> **INSTRUCTION**: Repeat the full listing below verbatim and keep the images out.

> **SUPPLIED DATA**:
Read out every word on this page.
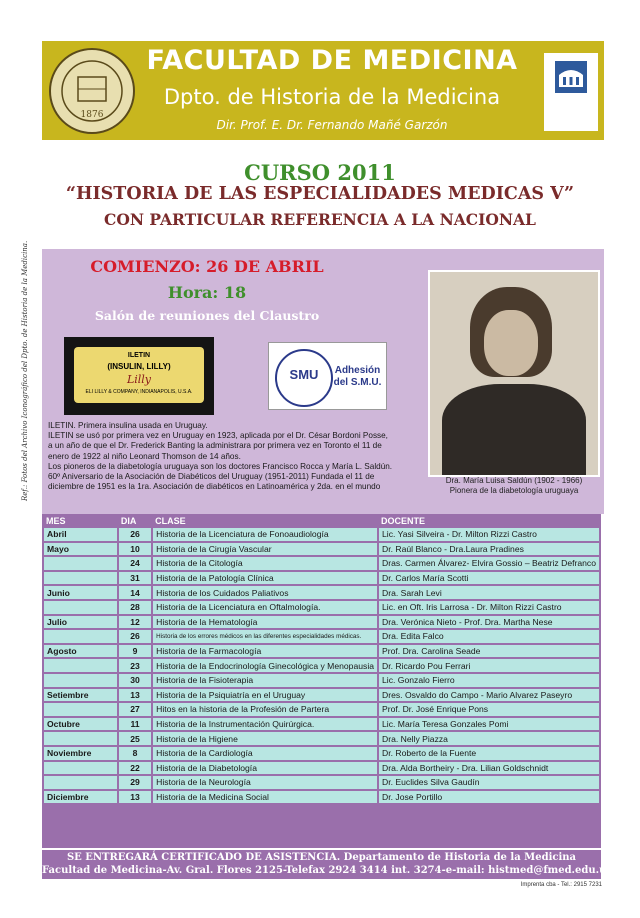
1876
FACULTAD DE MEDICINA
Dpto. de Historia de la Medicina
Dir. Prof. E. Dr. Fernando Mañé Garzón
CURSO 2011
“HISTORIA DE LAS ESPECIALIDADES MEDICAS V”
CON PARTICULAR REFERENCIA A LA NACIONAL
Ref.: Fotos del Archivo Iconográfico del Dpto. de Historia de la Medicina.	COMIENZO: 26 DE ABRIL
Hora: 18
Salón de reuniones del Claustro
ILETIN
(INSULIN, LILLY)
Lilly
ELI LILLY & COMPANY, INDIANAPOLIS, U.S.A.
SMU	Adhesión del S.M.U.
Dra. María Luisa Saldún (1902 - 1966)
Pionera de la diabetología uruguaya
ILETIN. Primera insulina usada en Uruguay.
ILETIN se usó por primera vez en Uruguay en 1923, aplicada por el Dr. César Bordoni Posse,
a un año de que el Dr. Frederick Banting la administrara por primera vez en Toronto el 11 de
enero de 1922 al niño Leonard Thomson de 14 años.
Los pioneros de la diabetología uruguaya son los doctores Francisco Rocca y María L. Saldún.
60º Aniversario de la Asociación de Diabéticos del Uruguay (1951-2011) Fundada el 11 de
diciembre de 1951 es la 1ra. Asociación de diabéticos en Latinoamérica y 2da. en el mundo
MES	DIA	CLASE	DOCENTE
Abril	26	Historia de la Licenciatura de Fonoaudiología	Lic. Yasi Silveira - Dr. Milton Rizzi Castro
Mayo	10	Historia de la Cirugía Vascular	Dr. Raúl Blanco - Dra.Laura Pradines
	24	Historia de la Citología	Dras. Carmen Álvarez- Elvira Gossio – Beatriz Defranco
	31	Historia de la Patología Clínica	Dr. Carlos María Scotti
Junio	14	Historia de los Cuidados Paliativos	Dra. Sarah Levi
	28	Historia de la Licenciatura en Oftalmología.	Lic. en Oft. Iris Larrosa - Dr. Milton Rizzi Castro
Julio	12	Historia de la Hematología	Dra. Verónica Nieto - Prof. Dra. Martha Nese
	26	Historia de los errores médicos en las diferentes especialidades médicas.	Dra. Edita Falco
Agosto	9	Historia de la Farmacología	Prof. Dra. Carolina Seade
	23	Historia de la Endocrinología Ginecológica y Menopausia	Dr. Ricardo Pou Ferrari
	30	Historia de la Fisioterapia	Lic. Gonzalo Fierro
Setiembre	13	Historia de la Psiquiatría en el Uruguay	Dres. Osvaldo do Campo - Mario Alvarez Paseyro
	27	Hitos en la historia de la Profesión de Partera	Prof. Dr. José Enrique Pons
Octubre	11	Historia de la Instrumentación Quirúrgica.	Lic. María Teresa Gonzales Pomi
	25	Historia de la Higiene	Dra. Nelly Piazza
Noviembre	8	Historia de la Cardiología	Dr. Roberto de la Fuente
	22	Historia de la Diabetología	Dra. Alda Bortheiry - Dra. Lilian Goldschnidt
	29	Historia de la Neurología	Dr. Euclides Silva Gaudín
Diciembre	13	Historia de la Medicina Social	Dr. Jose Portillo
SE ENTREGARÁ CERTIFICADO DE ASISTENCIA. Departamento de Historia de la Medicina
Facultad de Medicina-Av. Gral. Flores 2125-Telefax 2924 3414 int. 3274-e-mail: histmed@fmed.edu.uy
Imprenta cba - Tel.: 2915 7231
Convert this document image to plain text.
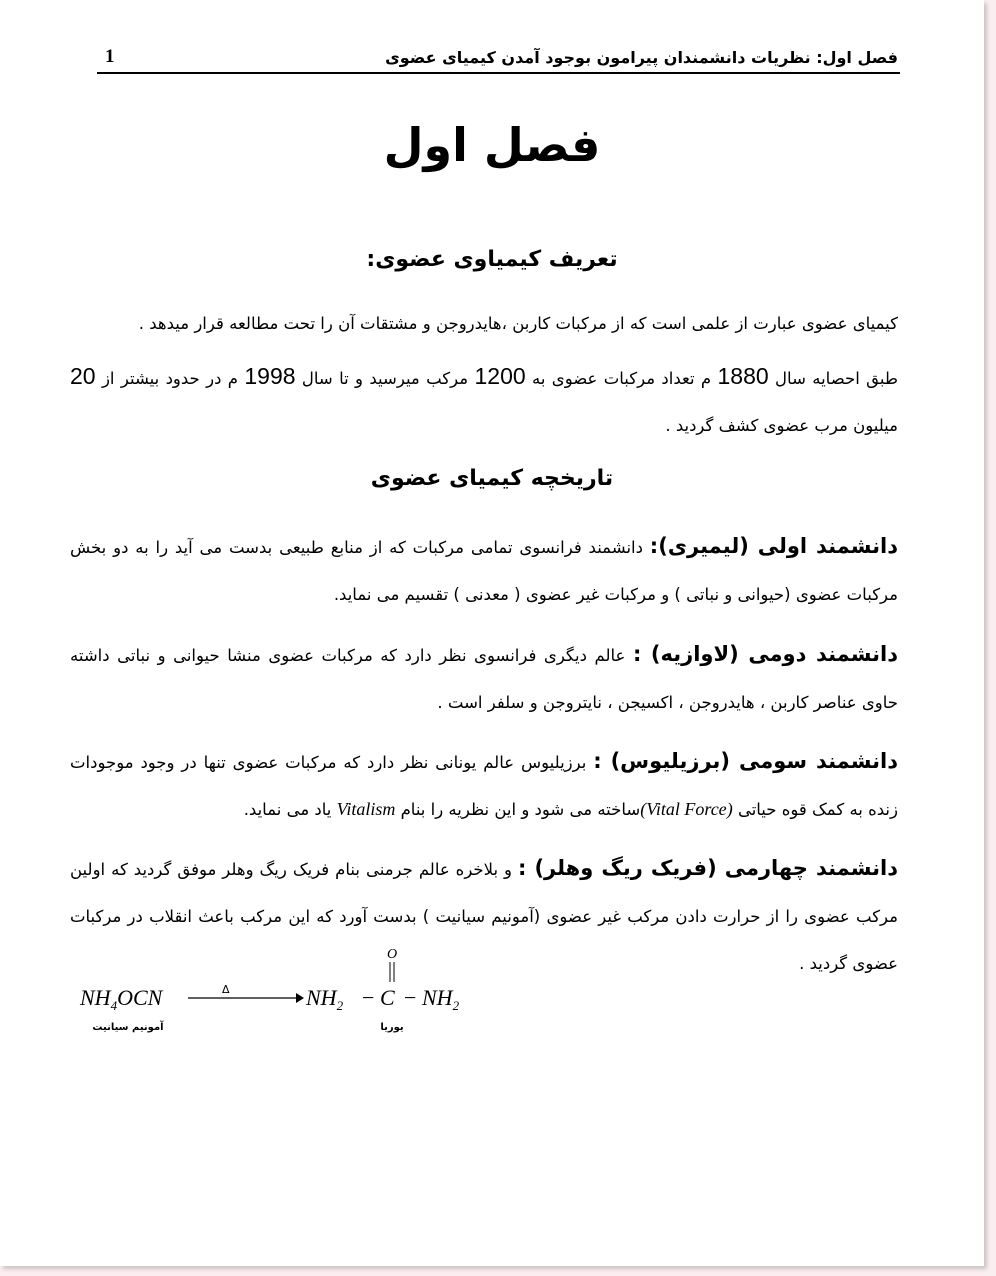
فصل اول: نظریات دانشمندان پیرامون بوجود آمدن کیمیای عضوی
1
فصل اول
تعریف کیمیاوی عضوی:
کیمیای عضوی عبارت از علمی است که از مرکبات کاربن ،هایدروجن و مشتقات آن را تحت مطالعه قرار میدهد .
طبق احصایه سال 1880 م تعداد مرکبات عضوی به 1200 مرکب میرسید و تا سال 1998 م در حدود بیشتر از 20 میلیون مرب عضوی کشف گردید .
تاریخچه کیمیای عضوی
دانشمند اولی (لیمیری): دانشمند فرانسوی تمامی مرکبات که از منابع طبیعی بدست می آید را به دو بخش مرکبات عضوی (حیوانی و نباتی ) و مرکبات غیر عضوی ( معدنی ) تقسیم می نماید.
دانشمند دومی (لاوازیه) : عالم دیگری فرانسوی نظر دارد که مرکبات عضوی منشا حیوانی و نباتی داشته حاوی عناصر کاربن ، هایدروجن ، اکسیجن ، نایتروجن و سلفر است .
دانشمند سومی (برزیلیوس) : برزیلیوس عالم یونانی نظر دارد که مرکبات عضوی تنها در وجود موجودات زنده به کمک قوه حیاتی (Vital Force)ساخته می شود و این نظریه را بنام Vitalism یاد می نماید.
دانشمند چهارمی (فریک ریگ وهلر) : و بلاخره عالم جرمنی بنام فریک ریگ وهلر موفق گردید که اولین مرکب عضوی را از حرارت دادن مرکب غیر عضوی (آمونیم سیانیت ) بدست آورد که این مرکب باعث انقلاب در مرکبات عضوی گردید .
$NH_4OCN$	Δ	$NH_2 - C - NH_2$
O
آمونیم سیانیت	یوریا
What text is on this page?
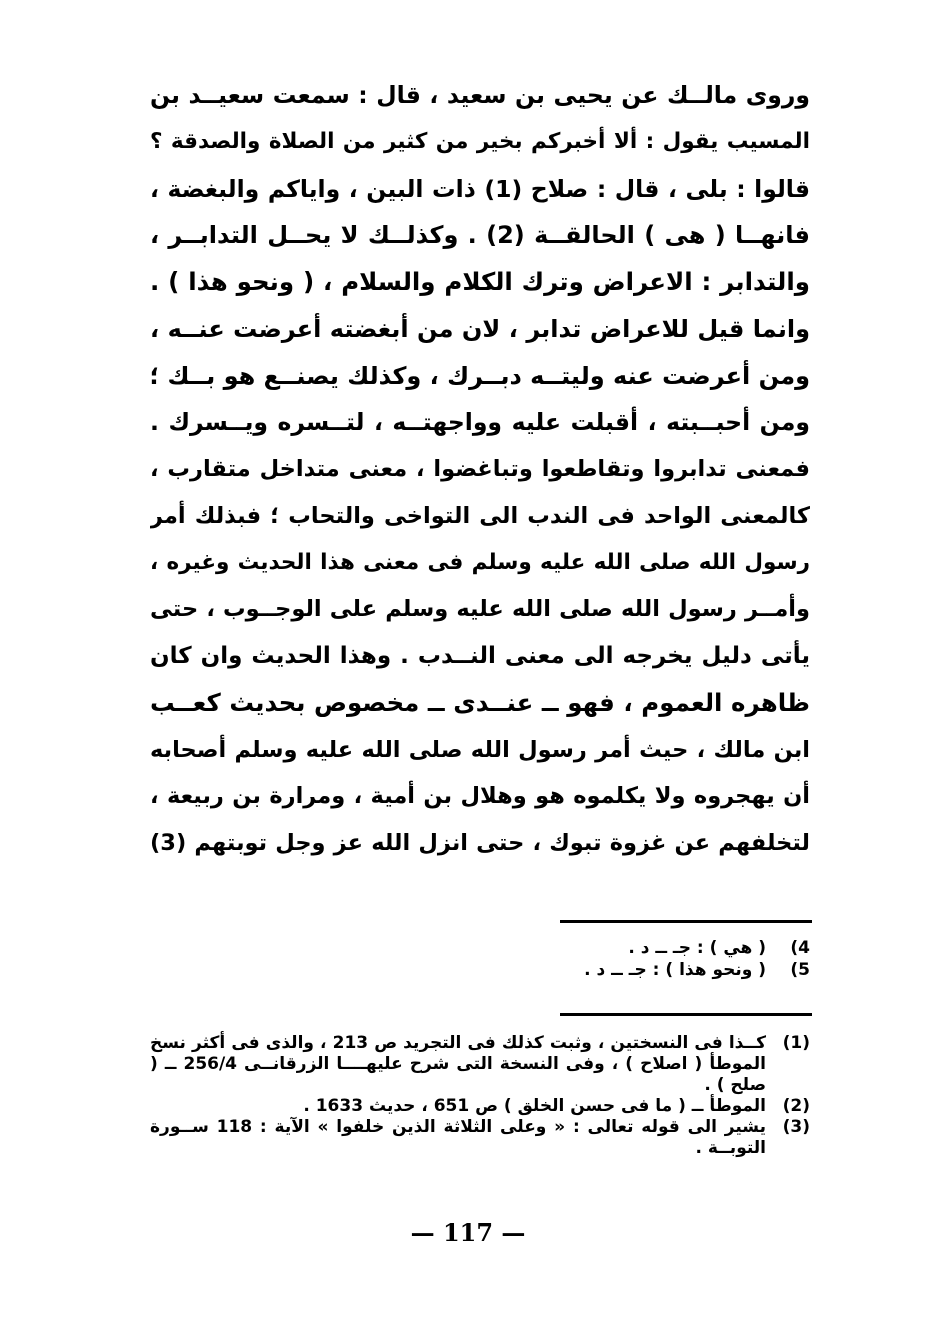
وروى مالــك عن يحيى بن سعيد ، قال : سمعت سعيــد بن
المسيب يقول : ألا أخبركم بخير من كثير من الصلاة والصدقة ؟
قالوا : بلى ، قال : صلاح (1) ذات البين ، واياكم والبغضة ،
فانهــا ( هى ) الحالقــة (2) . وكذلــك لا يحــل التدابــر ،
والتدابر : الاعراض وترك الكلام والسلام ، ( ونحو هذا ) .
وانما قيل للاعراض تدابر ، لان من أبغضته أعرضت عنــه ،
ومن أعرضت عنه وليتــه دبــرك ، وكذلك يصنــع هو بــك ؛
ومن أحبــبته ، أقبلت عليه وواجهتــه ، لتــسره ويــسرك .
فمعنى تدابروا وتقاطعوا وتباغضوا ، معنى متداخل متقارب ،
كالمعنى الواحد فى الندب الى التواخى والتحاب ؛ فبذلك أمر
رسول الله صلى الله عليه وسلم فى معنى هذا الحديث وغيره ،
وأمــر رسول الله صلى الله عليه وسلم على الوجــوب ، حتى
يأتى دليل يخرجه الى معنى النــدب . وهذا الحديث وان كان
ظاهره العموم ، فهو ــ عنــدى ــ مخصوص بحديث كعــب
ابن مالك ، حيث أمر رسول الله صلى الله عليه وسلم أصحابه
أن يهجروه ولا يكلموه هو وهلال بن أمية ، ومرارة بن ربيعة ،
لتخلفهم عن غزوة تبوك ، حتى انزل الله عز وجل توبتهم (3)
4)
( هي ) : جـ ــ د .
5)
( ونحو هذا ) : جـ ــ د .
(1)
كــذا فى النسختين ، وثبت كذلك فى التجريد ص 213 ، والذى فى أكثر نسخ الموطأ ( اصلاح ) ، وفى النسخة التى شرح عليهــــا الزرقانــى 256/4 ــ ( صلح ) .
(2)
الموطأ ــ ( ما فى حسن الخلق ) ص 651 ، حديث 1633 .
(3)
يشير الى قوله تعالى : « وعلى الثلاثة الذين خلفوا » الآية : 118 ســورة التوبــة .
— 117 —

> **REPLY TO THE EXERCISE**:
Read out every word on this page.
1876
FACULTAD DE MEDICINA
Dpto. de Historia de la Medicina
Dir. Prof. E. Dr. Fernando Mañé Garzón
CURSO 2011
“HISTORIA DE LAS ESPECIALIDADES MEDICAS V”
CON PARTICULAR REFERENCIA A LA NACIONAL
Ref.: Fotos del Archivo Iconográfico del Dpto. de Historia de la Medicina.	COMIENZO: 26 DE ABRIL
Hora: 18
Salón de reuniones del Claustro
ILETIN
(INSULIN, LILLY)
Lilly
ELI LILLY & COMPANY, INDIANAPOLIS, U.S.A.
SMU	Adhesión del S.M.U.
Dra. María Luisa Saldún (1902 - 1966)
Pionera de la diabetología uruguaya
ILETIN. Primera insulina usada en Uruguay.
ILETIN se usó por primera vez en Uruguay en 1923, aplicada por el Dr. César Bordoni Posse,
a un año de que el Dr. Frederick Banting la administrara por primera vez en Toronto el 11 de
enero de 1922 al niño Leonard Thomson de 14 años.
Los pioneros de la diabetología uruguaya son los doctores Francisco Rocca y María L. Saldún.
60º Aniversario de la Asociación de Diabéticos del Uruguay (1951-2011) Fundada el 11 de
diciembre de 1951 es la 1ra. Asociación de diabéticos en Latinoamérica y 2da. en el mundo
MES	DIA	CLASE	DOCENTE
Abril	26	Historia de la Licenciatura de Fonoaudiología	Lic. Yasi Silveira - Dr. Milton Rizzi Castro
Mayo	10	Historia de la Cirugía Vascular	Dr. Raúl Blanco - Dra.Laura Pradines
	24	Historia de la Citología	Dras. Carmen Álvarez- Elvira Gossio – Beatriz Defranco
	31	Historia de la Patología Clínica	Dr. Carlos María Scotti
Junio	14	Historia de los Cuidados Paliativos	Dra. Sarah Levi
	28	Historia de la Licenciatura en Oftalmología.	Lic. en Oft. Iris Larrosa - Dr. Milton Rizzi Castro
Julio	12	Historia de la Hematología	Dra. Verónica Nieto - Prof. Dra. Martha Nese
	26	Historia de los errores médicos en las diferentes especialidades médicas.	Dra. Edita Falco
Agosto	9	Historia de la Farmacología	Prof. Dra. Carolina Seade
	23	Historia de la Endocrinología Ginecológica y Menopausia	Dr. Ricardo Pou Ferrari
	30	Historia de la Fisioterapia	Lic. Gonzalo Fierro
Setiembre	13	Historia de la Psiquiatría en el Uruguay	Dres. Osvaldo do Campo - Mario Alvarez Paseyro
	27	Hitos en la historia de la Profesión de Partera	Prof. Dr. José Enrique Pons
Octubre	11	Historia de la Instrumentación Quirúrgica.	Lic. María Teresa Gonzales Pomi
	25	Historia de la Higiene	Dra. Nelly Piazza
Noviembre	8	Historia de la Cardiología	Dr. Roberto de la Fuente
	22	Historia de la Diabetología	Dra. Alda Bortheiry - Dra. Lilian Goldschnidt
	29	Historia de la Neurología	Dr. Euclides Silva Gaudín
Diciembre	13	Historia de la Medicina Social	Dr. Jose Portillo
SE ENTREGARÁ CERTIFICADO DE ASISTENCIA. Departamento de Historia de la Medicina
Facultad de Medicina-Av. Gral. Flores 2125-Telefax 2924 3414 int. 3274-e-mail: histmed@fmed.edu.uy
Imprenta cba - Tel.: 2915 7231
Convert this document image to plain text.
فصل اول: نظریات دانشمندان پیرامون بوجود آمدن کیمیای عضوی
1
فصل اول
تعریف کیمیاوی عضوی:
کیمیای عضوی عبارت از علمی است که از مرکبات کاربن ،هایدروجن و مشتقات آن را تحت مطالعه قرار میدهد .
طبق احصایه سال 1880 م تعداد مرکبات عضوی به 1200 مرکب میرسید و تا سال 1998 م در حدود بیشتر از 20 میلیون مرب عضوی کشف گردید .
تاریخچه کیمیای عضوی
دانشمند اولی (لیمیری): دانشمند فرانسوی تمامی مرکبات که از منابع طبیعی بدست می آید را به دو بخش مرکبات عضوی (حیوانی و نباتی ) و مرکبات غیر عضوی ( معدنی ) تقسیم می نماید.
دانشمند دومی (لاوازیه) : عالم دیگری فرانسوی نظر دارد که مرکبات عضوی منشا حیوانی و نباتی داشته حاوی عناصر کاربن ، هایدروجن ، اکسیجن ، نایتروجن و سلفر است .
دانشمند سومی (برزیلیوس) : برزیلیوس عالم یونانی نظر دارد که مرکبات عضوی تنها در وجود موجودات زنده به کمک قوه حیاتی (Vital Force)ساخته می شود و این نظریه را بنام Vitalism یاد می نماید.
دانشمند چهارمی (فریک ریگ وهلر) : و بلاخره عالم جرمنی بنام فریک ریگ وهلر موفق گردید که اولین مرکب عضوی را از حرارت دادن مرکب غیر عضوی (آمونیم سیانیت ) بدست آورد که این مرکب باعث انقلاب در مرکبات عضوی گردید .
$NH_4OCN$	Δ	$NH_2 - C - NH_2$
O
آمونیم سیانیت	یوریا
What text is on this page?
وروى مالــك عن يحيى بن سعيد ، قال : سمعت سعيــد بن
المسيب يقول : ألا أخبركم بخير من كثير من الصلاة والصدقة ؟
قالوا : بلى ، قال : صلاح (1) ذات البين ، واياكم والبغضة ،
فانهــا ( هى ) الحالقــة (2) . وكذلــك لا يحــل التدابــر ،
والتدابر : الاعراض وترك الكلام والسلام ، ( ونحو هذا ) .
وانما قيل للاعراض تدابر ، لان من أبغضته أعرضت عنــه ،
ومن أعرضت عنه وليتــه دبــرك ، وكذلك يصنــع هو بــك ؛
ومن أحبــبته ، أقبلت عليه وواجهتــه ، لتــسره ويــسرك .
فمعنى تدابروا وتقاطعوا وتباغضوا ، معنى متداخل متقارب ،
كالمعنى الواحد فى الندب الى التواخى والتحاب ؛ فبذلك أمر
رسول الله صلى الله عليه وسلم فى معنى هذا الحديث وغيره ،
وأمــر رسول الله صلى الله عليه وسلم على الوجــوب ، حتى
يأتى دليل يخرجه الى معنى النــدب . وهذا الحديث وان كان
ظاهره العموم ، فهو ــ عنــدى ــ مخصوص بحديث كعــب
ابن مالك ، حيث أمر رسول الله صلى الله عليه وسلم أصحابه
أن يهجروه ولا يكلموه هو وهلال بن أمية ، ومرارة بن ربيعة ،
لتخلفهم عن غزوة تبوك ، حتى انزل الله عز وجل توبتهم (3)
4)
( هي ) : جـ ــ د .
5)
( ونحو هذا ) : جـ ــ د .
(1)
كــذا فى النسختين ، وثبت كذلك فى التجريد ص 213 ، والذى فى أكثر نسخ الموطأ ( اصلاح ) ، وفى النسخة التى شرح عليهــــا الزرقانــى 256/4 ــ ( صلح ) .
(2)
الموطأ ــ ( ما فى حسن الخلق ) ص 651 ، حديث 1633 .
(3)
يشير الى قوله تعالى : « وعلى الثلاثة الذين خلفوا » الآية : 118 ســورة التوبــة .
— 117 —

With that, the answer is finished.